** Material for the task follows **
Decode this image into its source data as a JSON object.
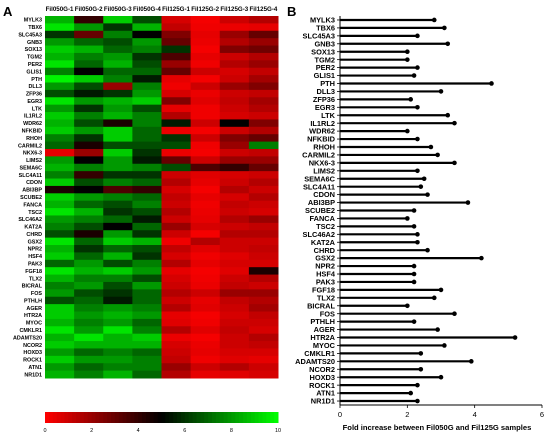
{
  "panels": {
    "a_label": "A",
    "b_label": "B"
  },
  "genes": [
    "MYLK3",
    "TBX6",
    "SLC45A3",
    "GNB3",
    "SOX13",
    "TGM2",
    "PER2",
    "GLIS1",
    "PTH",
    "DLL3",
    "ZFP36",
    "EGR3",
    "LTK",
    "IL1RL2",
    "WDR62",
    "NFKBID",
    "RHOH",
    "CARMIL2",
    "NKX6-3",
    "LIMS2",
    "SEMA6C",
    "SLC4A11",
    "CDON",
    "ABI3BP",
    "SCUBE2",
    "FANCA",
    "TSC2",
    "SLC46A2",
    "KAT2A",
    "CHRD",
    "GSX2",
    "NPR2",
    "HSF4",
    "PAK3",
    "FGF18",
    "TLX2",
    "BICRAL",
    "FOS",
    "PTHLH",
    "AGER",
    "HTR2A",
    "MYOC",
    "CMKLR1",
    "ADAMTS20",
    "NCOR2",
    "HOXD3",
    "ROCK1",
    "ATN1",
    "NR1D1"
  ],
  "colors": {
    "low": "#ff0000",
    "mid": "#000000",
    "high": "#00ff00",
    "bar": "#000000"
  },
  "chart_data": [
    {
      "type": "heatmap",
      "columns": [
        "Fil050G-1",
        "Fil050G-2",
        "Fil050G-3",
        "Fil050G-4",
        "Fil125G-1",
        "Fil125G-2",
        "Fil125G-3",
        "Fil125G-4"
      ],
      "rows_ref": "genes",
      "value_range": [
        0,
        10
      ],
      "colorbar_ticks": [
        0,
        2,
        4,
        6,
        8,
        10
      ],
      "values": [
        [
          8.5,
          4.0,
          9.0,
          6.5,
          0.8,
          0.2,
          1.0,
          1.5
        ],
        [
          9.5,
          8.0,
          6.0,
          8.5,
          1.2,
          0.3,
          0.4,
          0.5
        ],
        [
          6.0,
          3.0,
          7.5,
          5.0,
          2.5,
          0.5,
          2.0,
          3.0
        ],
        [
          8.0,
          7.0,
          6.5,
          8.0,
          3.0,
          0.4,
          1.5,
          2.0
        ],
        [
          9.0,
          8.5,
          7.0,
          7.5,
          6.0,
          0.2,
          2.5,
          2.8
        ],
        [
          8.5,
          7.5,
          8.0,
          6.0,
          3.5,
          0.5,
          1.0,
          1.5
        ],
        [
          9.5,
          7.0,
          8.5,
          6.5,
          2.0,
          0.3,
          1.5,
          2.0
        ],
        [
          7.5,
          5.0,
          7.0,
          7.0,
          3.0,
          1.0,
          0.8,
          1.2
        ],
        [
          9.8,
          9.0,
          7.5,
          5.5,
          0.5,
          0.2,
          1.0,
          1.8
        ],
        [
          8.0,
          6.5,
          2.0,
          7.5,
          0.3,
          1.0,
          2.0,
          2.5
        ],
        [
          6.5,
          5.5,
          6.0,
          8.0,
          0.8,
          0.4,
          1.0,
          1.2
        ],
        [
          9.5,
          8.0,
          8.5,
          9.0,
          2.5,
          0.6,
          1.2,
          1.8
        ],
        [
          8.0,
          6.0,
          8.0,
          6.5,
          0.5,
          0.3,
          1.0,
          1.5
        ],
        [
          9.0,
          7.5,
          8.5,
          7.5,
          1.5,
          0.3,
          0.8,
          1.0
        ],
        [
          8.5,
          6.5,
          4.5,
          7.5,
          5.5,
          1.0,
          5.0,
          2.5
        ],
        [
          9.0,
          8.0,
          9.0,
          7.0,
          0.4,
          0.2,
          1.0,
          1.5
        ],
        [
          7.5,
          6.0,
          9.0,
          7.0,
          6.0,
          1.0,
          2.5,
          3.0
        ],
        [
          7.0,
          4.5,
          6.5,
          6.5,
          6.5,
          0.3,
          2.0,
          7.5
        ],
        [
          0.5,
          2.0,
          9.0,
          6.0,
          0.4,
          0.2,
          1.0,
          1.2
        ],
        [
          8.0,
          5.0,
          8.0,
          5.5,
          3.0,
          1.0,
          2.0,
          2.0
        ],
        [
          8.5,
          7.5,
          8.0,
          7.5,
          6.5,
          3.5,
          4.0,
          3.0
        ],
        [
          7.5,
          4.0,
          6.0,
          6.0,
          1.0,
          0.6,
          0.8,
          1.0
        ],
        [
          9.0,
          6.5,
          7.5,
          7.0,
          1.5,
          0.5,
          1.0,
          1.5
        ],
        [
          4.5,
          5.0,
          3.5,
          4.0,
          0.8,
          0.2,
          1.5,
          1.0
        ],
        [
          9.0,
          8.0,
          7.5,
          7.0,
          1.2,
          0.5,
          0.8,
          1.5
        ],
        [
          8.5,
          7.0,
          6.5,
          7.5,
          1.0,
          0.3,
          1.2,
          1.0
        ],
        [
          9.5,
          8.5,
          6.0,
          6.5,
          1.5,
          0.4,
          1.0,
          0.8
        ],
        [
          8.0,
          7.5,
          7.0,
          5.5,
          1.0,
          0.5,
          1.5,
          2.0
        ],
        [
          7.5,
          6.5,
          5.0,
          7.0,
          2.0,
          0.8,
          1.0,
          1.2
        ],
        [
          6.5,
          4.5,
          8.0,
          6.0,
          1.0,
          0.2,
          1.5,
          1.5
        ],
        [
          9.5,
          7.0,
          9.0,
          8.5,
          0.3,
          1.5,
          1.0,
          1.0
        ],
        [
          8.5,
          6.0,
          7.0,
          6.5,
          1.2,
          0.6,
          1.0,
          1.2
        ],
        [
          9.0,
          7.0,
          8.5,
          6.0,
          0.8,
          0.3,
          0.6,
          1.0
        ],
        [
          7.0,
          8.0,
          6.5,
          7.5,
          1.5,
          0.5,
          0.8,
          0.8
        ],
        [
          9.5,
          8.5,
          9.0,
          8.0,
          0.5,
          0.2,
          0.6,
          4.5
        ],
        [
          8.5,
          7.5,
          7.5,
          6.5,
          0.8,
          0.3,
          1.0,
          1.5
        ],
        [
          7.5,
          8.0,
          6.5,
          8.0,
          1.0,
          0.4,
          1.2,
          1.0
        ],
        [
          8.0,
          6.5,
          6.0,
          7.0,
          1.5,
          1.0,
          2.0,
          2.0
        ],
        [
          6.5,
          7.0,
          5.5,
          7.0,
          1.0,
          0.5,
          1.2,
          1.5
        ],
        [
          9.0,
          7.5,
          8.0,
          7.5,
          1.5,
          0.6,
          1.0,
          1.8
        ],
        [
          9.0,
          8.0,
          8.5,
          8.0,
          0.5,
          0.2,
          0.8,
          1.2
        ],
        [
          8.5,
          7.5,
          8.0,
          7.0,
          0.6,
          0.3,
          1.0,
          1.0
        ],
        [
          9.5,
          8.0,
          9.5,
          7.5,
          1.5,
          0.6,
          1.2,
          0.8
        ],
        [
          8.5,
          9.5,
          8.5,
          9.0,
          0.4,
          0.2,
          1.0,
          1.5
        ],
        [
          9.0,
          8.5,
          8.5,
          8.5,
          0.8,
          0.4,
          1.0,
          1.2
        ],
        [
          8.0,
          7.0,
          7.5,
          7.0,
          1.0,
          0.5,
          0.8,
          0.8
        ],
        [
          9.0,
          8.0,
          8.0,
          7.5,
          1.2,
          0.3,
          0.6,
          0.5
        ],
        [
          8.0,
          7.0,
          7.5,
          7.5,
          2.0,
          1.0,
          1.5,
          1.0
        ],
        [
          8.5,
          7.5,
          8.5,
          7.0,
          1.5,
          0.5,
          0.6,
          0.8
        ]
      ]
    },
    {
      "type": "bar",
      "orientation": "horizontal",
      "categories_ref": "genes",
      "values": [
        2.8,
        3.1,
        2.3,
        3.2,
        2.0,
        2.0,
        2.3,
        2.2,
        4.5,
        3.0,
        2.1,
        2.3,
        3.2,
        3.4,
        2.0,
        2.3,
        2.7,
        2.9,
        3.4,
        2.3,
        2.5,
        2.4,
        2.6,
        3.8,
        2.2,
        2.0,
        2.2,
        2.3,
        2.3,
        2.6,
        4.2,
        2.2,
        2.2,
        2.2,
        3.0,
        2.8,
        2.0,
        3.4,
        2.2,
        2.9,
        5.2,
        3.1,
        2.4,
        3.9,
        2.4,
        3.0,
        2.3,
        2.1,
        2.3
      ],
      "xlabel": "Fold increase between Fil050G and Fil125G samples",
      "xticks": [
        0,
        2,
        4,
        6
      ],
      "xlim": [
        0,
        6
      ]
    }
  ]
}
** End of Material for the task **
## [Work instruction]
What lines above contain "genes"? Copy them out.

## [Answer for the task]
  "genes": [
      "rows_ref": "genes",
      "categories_ref": "genes",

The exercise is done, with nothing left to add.